What is asked: Return the lines from the one containing "staysafe-logo: ♥ StaySafe" to the one containing "ventilator-icons bbox=[263, 625, 385, 633]", both included, exactly as they appear in the records.

Data section:
————————

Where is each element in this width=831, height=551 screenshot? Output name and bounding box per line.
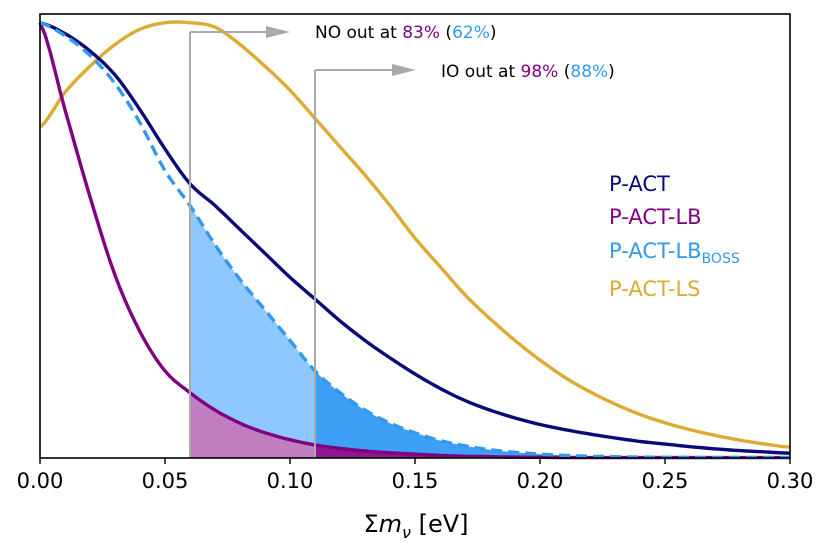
legend-entry-p-act: P-ACT [609,172,670,196]
x-tick-label: 0.30 [767,469,814,493]
series-line-p-act-ls [38,20,791,449]
annotation-no-close: ) [490,23,497,43]
annotation-io-val2: 88% [570,62,608,82]
x-tick-label: 0.15 [392,469,439,493]
x-tick-label: 0.25 [642,469,689,493]
x-axis-label-m: m [379,510,402,538]
shaded-region-1 [315,370,790,458]
annotation-io-open: ( [558,62,570,82]
annotation-io-close: ) [608,62,615,82]
legend-entry-p-act-lb-boss: P-ACT-LBBOSS [609,239,740,267]
annotation-no-open: ( [440,23,452,43]
arrow-head-io [392,64,416,76]
legend-entry-p-act-lb-boss-sub: BOSS [702,251,740,267]
series-line-p-act [39,21,791,455]
legend: P-ACT P-ACT-LB P-ACT-LBBOSS P-ACT-LS [609,172,740,301]
x-tick-label: 0.00 [17,469,64,493]
annotation-io: IO out at 98% (88%) [441,62,615,82]
x-tick-label: 0.05 [142,469,189,493]
annotation-io-val1: 98% [521,62,559,82]
shaded-region-2 [190,392,315,458]
x-axis-label-sigma: Σ [363,510,378,538]
legend-entry-p-act-ls: P-ACT-LS [609,277,701,301]
x-axis-ticks: 0.00 0.05 0.10 0.15 0.20 0.25 0.30 [17,458,814,493]
annotation-io-prefix: IO out at [441,62,521,82]
annotation-no: NO out at 83% (62%) [315,23,497,43]
annotation-no-prefix: NO out at [315,23,402,43]
x-tick-label: 0.20 [517,469,564,493]
shaded-region-3 [315,444,790,458]
x-axis-label-sub: ν [402,523,411,542]
annotation-no-val1: 83% [402,23,440,43]
x-axis-label: Σmν [eV] [363,510,468,542]
annotation-no-val2: 62% [452,23,490,43]
x-tick-label: 0.10 [267,469,314,493]
legend-entry-p-act-lb-boss-main: P-ACT-LB [609,239,702,263]
shaded-region-0 [190,205,315,458]
legend-entry-p-act-lb: P-ACT-LB [609,205,702,229]
x-axis-label-unit: [eV] [411,510,469,538]
arrow-head-no [266,26,290,38]
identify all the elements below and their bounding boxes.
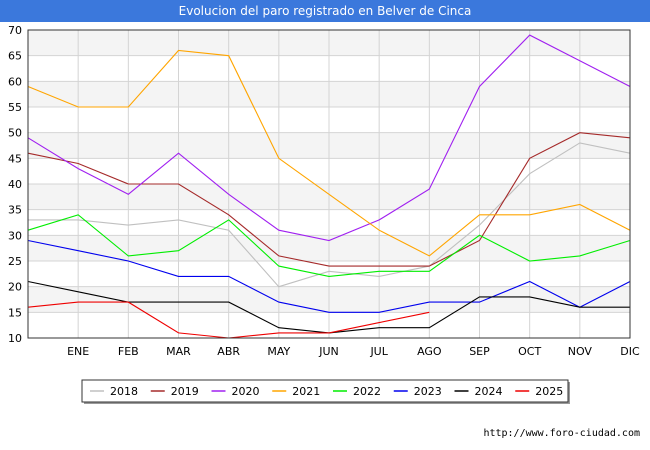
x-tick-labels: ENE FEB MAR ABR MAY JUN JUL AGO SEP OCT NOV DIC	[67, 345, 640, 358]
y-tick-label: 35	[8, 204, 22, 217]
x-tick-label: MAR	[166, 345, 191, 358]
x-tick-label: MAY	[267, 345, 290, 358]
y-tick-label: 60	[8, 75, 22, 88]
x-tick-label: AGO	[417, 345, 442, 358]
legend-label-2023: 2023	[414, 385, 442, 398]
x-tick-label: ABR	[217, 345, 240, 358]
x-tick-label: DIC	[620, 345, 640, 358]
legend-box	[81, 379, 569, 403]
legend-label-2020: 2020	[232, 385, 260, 398]
legend-label-2018: 2018	[110, 385, 138, 398]
y-tick-label: 30	[8, 229, 22, 242]
series-lines	[27, 34, 631, 339]
y-tick-label: 25	[8, 255, 22, 268]
x-tick-label: OCT	[518, 345, 541, 358]
series-line-2023	[27, 239, 631, 313]
legend-label-2019: 2019	[171, 385, 199, 398]
y-tick-label: 20	[8, 281, 22, 294]
x-tick-label: JUN	[318, 345, 339, 358]
watermark: http://www.foro-ciudad.com	[483, 428, 640, 439]
x-tick-label: JUL	[369, 345, 388, 358]
x-tick-label: FEB	[118, 345, 139, 358]
plot-frame	[27, 29, 631, 339]
legend-label-2025: 2025	[535, 385, 563, 398]
axes	[27, 29, 631, 339]
legend: 2018 2019 2020 2021 2022 2023 2024 2025	[81, 379, 570, 404]
series-line-2018	[28, 142, 631, 288]
y-tick-label: 45	[8, 152, 22, 165]
series-line-2020	[27, 34, 631, 242]
y-tick-label: 65	[8, 50, 22, 63]
legend-label-2021: 2021	[292, 385, 320, 398]
chart-title: Evolucion del paro registrado en Belver …	[0, 0, 650, 22]
y-tick-label: 10	[8, 332, 22, 345]
series-line-2019	[27, 132, 631, 267]
series-line-2021	[27, 49, 631, 257]
y-tick-label: 55	[8, 101, 22, 114]
legend-label-2024: 2024	[475, 385, 503, 398]
legend-label-2022: 2022	[353, 385, 381, 398]
series-line-2022	[27, 214, 631, 277]
y-tick-label: 70	[8, 24, 22, 37]
x-tick-label: NOV	[568, 345, 593, 358]
y-tick-labels: 10 15 20 25 30 35 40 45 50 55 60 65 70	[8, 24, 22, 345]
y-tick-label: 15	[8, 306, 22, 319]
y-tick-label: 50	[8, 127, 22, 140]
y-tick-label: 40	[8, 178, 22, 191]
x-tick-label: SEP	[469, 345, 490, 358]
x-tick-label: ENE	[67, 345, 89, 358]
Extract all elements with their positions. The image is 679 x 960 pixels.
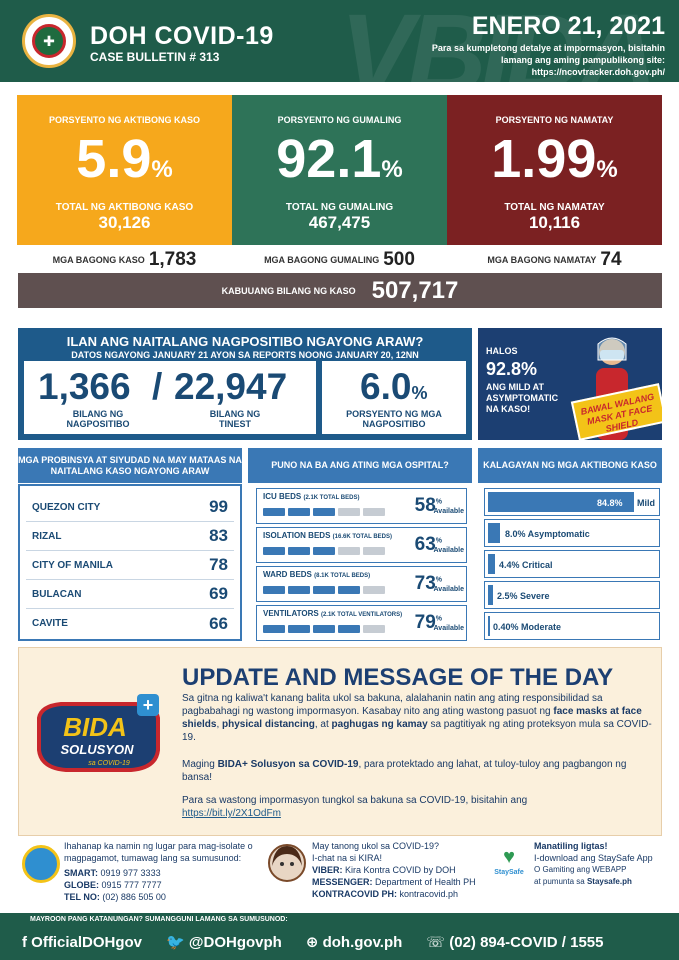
staysafe-logo: ♥ StaySafe bbox=[492, 845, 526, 881]
facebook-icon: f bbox=[22, 933, 32, 951]
list-item: RIZAL 83 bbox=[26, 522, 234, 551]
doh-seal-logo: ✚ bbox=[22, 14, 76, 68]
ventilator-icons bbox=[263, 625, 385, 633]
total-cases-bar: KABUUANG BILANG NG KASO 507,717 bbox=[18, 273, 662, 308]
ward-beds-card: WARD BEDS (8.1K TOTAL BEDS) 73% Availabl… bbox=[256, 566, 467, 602]
deaths-percent: 1.99% bbox=[491, 129, 618, 189]
twitter-link[interactable]: 🐦 @DOHgovph bbox=[166, 934, 282, 951]
status-asymptomatic: 8.0% Asymptomatic bbox=[484, 519, 660, 547]
hospitals-list: ICU BEDS (2.1K TOTAL BEDS) 58% Available… bbox=[248, 484, 472, 641]
provinces-header: MGA PROBINSYA AT SIYUDAD NA MAY MATAAS N… bbox=[18, 448, 242, 483]
staysafe-info: Manatiling ligtas! I-download ang StaySa… bbox=[534, 841, 653, 886]
recovered-box: PORSYENTO NG GUMALING 92.1% TOTAL NG GUM… bbox=[232, 95, 447, 245]
mild-text: ANG MILD AT ASYMPTOMATIC NA KASO! bbox=[486, 382, 559, 414]
positive-label: BILANG NG NAGPOSITIBO bbox=[66, 409, 130, 429]
header-watermark: VBIDA bbox=[340, 0, 658, 82]
recovered-label: PORSYENTO NG GUMALING bbox=[277, 115, 402, 125]
deaths-box: PORSYENTO NG NAMATAY 1.99% TOTAL NG NAMA… bbox=[447, 95, 662, 245]
active-label: PORSYENTO NG AKTIBONG KASO bbox=[48, 115, 200, 125]
active-cases-box: PORSYENTO NG AKTIBONG KASO 5.9% TOTAL NG… bbox=[17, 95, 232, 245]
recovered-percent: 92.1% bbox=[276, 129, 403, 189]
twitter-icon: 🐦 bbox=[166, 934, 189, 951]
positivity-rate: 6.0% bbox=[360, 366, 428, 407]
active-total-label: TOTAL NG AKTIBONG KASO bbox=[55, 202, 194, 213]
ventilators-card: VENTILATORS (2.1K TOTAL VENTILATORS) 79%… bbox=[256, 605, 467, 641]
bida-solusyon-logo: + BIDA SOLUSYON sa COVID-19 bbox=[37, 694, 160, 772]
svg-text:+: + bbox=[143, 695, 154, 715]
hospitals-header: PUNO NA BA ANG ATING MGA OSPITAL? bbox=[248, 448, 472, 483]
message-title: UPDATE AND MESSAGE OF THE DAY bbox=[182, 664, 614, 691]
total-label: KABUUANG BILANG NG KASO bbox=[221, 285, 356, 296]
header: VBIDA bbox=[0, 0, 679, 82]
header-note: Para sa kumpletong detalye at impormasyo… bbox=[431, 43, 665, 77]
svg-text:SOLUSYON: SOLUSYON bbox=[61, 742, 135, 757]
isolation-beds-card: ISOLATION BEDS (16.6K TOTAL BEDS) 63% Av… bbox=[256, 527, 467, 563]
positivity-card: 6.0% PORSYENTO NG MGA NAGPOSITIBO bbox=[322, 361, 466, 434]
kira-avatar bbox=[268, 844, 306, 882]
globe-icon: ⊕ bbox=[305, 934, 323, 951]
new-recovered: MGA BAGONG GUMALING 500 bbox=[264, 249, 415, 270]
positives-card: 1,366 / 22,947 BILANG NG NAGPOSITIBO BIL… bbox=[24, 361, 316, 434]
status-list: 84.8% Mild 8.0% Asymptomatic 4.4% Critic… bbox=[478, 484, 662, 641]
list-item: QUEZON CITY 99 bbox=[26, 493, 234, 522]
heart-icon: ♥ bbox=[503, 846, 515, 868]
deaths-total-label: TOTAL NG NAMATAY bbox=[504, 202, 605, 213]
active-percent: 5.9% bbox=[76, 129, 173, 189]
bed-icons bbox=[263, 586, 385, 594]
isolation-info: Ihahanap ka namin ng lugar para mag-isol… bbox=[64, 841, 253, 902]
list-item: CAVITE 66 bbox=[32, 613, 228, 633]
status-severe: 2.5% Severe bbox=[484, 581, 660, 609]
testing-subtitle: DATOS NGAYONG JANUARY 21 AYON SA REPORTS… bbox=[71, 350, 419, 360]
testing-panel: ILAN ANG NAITALANG NAGPOSITIBO NGAYONG A… bbox=[18, 328, 472, 440]
new-deaths: MGA BAGONG NAMATAY 74 bbox=[487, 249, 622, 270]
status-mild: 84.8% Mild bbox=[484, 488, 660, 516]
hotline: ☏ (02) 894-COVID / 1555 bbox=[426, 934, 604, 951]
recovered-total: 467,475 bbox=[308, 213, 371, 232]
tested-count: 22,947 bbox=[174, 366, 288, 407]
vaccine-info-link[interactable]: https://bit.ly/2X1OdFm bbox=[182, 808, 281, 819]
bulletin-number: CASE BULLETIN # 313 bbox=[90, 50, 220, 64]
kira-info: May tanong ukol sa COVID-19? I-chat na s… bbox=[312, 841, 476, 899]
deaths-total: 10,116 bbox=[528, 213, 581, 232]
testing-title: ILAN ANG NAITALANG NAGPOSITIBO NGAYONG A… bbox=[66, 334, 424, 349]
bed-icons bbox=[263, 547, 385, 555]
svg-text:BIDA: BIDA bbox=[63, 712, 127, 742]
oplan-logo bbox=[22, 845, 60, 883]
deaths-label: PORSYENTO NG NAMATAY bbox=[495, 115, 614, 125]
facebook-link[interactable]: f OfficialDOHgov bbox=[22, 933, 143, 951]
page-title: DOH COVID-19 bbox=[90, 22, 274, 50]
mask-sign: BAWAL WALANG MASK AT FACE SHIELD bbox=[570, 383, 662, 440]
slash: / bbox=[152, 366, 163, 407]
mild-cases-promo: HALOS 92.8% ANG MILD AT ASYMPTOMATIC NA … bbox=[478, 328, 662, 440]
message-panel: + BIDA SOLUSYON sa COVID-19 UPDATE AND M… bbox=[18, 647, 662, 836]
provinces-list: QUEZON CITY 99 RIZAL 83 CITY OF MANILA 78 B… bbox=[18, 484, 242, 641]
cross-icon: ✚ bbox=[32, 24, 66, 58]
message-paragraph-1: Sa gitna ng kaliwa't kanang balita ukol … bbox=[182, 693, 652, 743]
footer-question: MAYROON PANG KATANUNGAN? SUMANGGUNI LAMA… bbox=[30, 916, 288, 923]
total-value: 507,717 bbox=[371, 276, 459, 304]
message-paragraph-2: Maging BIDA+ Solusyon sa COVID-19, para … bbox=[182, 759, 627, 783]
positive-count: 1,366 bbox=[38, 366, 131, 407]
bulletin-date: ENERO 21, 2021 bbox=[471, 12, 665, 40]
footer: MAYROON PANG KATANUNGAN? SUMANGGUNI LAMA… bbox=[0, 913, 679, 960]
status-moderate: 0.40% Moderate bbox=[484, 612, 660, 640]
new-cases: MGA BAGONG KASO 1,783 bbox=[52, 249, 197, 270]
recovered-total-label: TOTAL NG GUMALING bbox=[285, 202, 394, 213]
active-total: 30,126 bbox=[98, 213, 151, 232]
list-item: CITY OF MANILA 78 bbox=[26, 551, 234, 580]
bed-icons bbox=[263, 508, 385, 516]
list-item: BULACAN 69 bbox=[26, 580, 234, 609]
phone-icon: ☏ bbox=[426, 934, 450, 951]
status-header: KALAGAYAN NG MGA AKTIBONG KASO bbox=[478, 448, 662, 483]
halos-label: HALOS bbox=[486, 346, 518, 356]
message-paragraph-3: Para sa wastong impormasyon tungkol sa b… bbox=[182, 795, 528, 819]
website-link[interactable]: ⊕ doh.gov.ph bbox=[305, 934, 403, 951]
icu-beds-card: ICU BEDS (2.1K TOTAL BEDS) 58% Available bbox=[256, 488, 467, 524]
status-critical: 4.4% Critical bbox=[484, 550, 660, 578]
svg-text:sa COVID-19: sa COVID-19 bbox=[88, 760, 130, 767]
mild-percent: 92.8% bbox=[486, 359, 538, 379]
tested-label: BILANG NG TINEST bbox=[209, 409, 261, 429]
positivity-label: PORSYENTO NG MGA NAGPOSITIBO bbox=[346, 409, 442, 429]
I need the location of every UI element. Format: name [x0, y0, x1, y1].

————————

Solution:
staysafe-logo: ♥ StaySafe bbox=[492, 845, 526, 881]
facebook-icon: f bbox=[22, 933, 32, 951]
list-item: RIZAL 83 bbox=[26, 522, 234, 551]
doh-seal-logo: ✚ bbox=[22, 14, 76, 68]
ventilator-icons bbox=[263, 625, 385, 633]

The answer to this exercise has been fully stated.